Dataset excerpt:

= = = = =

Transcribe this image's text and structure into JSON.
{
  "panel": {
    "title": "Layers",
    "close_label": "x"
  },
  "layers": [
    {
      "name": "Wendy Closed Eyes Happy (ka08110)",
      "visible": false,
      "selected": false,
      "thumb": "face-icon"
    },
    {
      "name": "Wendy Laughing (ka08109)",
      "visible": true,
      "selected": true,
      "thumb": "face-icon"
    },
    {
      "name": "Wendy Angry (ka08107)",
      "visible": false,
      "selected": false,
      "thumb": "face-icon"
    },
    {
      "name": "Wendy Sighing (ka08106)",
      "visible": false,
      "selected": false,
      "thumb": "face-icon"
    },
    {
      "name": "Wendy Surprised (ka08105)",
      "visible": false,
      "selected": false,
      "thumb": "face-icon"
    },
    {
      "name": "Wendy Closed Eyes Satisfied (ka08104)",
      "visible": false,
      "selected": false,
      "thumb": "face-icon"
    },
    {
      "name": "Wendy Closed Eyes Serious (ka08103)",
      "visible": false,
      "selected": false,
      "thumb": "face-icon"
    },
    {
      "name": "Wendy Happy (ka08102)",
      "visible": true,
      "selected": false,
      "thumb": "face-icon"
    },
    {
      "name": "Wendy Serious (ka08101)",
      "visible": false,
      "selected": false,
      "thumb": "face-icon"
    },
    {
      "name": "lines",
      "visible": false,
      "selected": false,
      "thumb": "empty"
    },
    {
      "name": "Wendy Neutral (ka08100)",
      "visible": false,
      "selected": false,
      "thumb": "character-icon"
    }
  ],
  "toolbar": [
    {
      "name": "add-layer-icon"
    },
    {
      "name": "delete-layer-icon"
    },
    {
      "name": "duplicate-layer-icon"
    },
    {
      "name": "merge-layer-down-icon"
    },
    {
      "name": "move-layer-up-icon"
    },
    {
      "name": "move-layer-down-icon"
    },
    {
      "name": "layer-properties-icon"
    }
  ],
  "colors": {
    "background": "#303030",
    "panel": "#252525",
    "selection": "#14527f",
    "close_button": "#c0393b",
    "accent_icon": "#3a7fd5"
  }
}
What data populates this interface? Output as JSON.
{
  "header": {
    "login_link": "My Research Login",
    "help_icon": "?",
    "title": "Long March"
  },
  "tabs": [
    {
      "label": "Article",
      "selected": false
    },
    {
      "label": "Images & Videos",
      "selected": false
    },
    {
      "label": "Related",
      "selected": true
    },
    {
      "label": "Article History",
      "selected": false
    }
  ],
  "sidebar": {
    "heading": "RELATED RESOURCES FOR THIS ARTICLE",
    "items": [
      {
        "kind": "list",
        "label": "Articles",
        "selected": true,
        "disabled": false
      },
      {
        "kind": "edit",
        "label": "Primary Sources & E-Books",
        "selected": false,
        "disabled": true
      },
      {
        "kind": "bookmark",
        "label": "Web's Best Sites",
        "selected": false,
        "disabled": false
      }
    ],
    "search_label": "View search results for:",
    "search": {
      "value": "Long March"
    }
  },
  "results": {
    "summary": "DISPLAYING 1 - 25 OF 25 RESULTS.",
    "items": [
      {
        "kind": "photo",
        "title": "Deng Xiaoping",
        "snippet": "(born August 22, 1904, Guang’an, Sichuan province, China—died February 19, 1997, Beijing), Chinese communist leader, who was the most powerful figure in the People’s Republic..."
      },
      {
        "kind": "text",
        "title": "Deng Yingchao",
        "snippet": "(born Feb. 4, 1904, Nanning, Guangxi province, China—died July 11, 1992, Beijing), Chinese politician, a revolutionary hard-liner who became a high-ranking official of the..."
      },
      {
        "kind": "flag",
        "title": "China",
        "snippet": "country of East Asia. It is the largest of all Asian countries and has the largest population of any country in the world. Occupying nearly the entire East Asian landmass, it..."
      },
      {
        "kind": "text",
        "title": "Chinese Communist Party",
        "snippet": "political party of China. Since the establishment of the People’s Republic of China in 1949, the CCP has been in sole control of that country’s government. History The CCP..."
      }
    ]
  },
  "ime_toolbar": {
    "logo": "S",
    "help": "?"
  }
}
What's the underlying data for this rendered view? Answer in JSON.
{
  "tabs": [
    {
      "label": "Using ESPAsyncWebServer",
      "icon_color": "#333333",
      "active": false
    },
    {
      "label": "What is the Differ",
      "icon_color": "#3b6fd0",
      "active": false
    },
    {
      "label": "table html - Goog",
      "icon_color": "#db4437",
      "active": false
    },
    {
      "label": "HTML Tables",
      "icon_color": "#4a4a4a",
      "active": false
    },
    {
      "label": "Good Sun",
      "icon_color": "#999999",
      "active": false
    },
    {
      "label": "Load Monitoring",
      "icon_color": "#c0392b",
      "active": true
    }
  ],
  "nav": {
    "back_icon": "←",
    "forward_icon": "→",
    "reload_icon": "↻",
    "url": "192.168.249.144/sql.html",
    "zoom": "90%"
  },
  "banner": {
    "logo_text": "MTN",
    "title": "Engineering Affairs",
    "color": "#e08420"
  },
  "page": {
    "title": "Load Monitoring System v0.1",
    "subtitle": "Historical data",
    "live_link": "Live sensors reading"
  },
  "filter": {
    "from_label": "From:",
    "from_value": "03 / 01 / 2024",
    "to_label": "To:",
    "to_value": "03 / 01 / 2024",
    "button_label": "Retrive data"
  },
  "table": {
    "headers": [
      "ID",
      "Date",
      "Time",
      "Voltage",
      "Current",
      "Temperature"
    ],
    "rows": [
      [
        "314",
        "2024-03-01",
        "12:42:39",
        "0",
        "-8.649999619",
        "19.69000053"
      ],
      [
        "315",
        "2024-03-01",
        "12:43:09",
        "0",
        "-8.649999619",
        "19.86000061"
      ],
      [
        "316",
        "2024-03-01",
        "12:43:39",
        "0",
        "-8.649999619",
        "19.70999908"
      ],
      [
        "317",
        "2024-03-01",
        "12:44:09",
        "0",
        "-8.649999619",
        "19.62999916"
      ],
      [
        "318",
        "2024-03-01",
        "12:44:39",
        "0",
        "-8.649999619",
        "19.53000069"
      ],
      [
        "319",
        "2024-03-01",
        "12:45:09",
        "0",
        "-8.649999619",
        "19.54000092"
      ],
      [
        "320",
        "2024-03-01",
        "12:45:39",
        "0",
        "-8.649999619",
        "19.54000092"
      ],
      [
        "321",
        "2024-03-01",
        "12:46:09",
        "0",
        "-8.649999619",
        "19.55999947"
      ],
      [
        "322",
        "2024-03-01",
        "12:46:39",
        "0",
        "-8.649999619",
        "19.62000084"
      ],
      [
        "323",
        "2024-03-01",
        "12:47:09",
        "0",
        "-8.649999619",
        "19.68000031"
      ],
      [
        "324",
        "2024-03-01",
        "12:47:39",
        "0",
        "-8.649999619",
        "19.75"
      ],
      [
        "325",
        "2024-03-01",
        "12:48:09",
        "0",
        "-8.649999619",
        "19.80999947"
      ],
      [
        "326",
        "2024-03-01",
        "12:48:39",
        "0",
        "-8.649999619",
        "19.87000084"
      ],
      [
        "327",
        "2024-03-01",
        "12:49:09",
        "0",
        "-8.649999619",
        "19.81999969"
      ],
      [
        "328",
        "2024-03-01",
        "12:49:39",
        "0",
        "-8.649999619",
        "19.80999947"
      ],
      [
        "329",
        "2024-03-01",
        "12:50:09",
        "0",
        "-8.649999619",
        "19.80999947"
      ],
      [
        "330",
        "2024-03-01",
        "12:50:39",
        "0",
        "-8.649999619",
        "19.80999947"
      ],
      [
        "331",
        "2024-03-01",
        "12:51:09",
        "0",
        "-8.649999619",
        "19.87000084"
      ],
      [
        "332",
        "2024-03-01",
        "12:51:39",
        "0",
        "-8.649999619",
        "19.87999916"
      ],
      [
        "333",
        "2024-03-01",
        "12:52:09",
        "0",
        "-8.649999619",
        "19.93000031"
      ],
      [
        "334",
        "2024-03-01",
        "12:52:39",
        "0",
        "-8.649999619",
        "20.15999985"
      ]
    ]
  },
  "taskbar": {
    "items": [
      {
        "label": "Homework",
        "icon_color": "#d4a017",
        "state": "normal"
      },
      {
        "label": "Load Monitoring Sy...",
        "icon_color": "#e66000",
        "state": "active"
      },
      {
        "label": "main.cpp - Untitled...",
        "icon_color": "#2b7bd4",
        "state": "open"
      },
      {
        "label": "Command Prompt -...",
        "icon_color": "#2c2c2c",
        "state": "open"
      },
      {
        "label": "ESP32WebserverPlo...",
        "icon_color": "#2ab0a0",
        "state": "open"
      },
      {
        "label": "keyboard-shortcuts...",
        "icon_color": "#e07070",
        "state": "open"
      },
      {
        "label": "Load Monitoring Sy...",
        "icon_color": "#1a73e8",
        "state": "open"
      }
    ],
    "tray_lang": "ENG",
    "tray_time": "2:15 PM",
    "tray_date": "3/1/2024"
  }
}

= = = = =

» TASK BRIEF: Find every line holding the word "Republic"; give their count and nothing else.

» PROBLEM SOLUTION: 2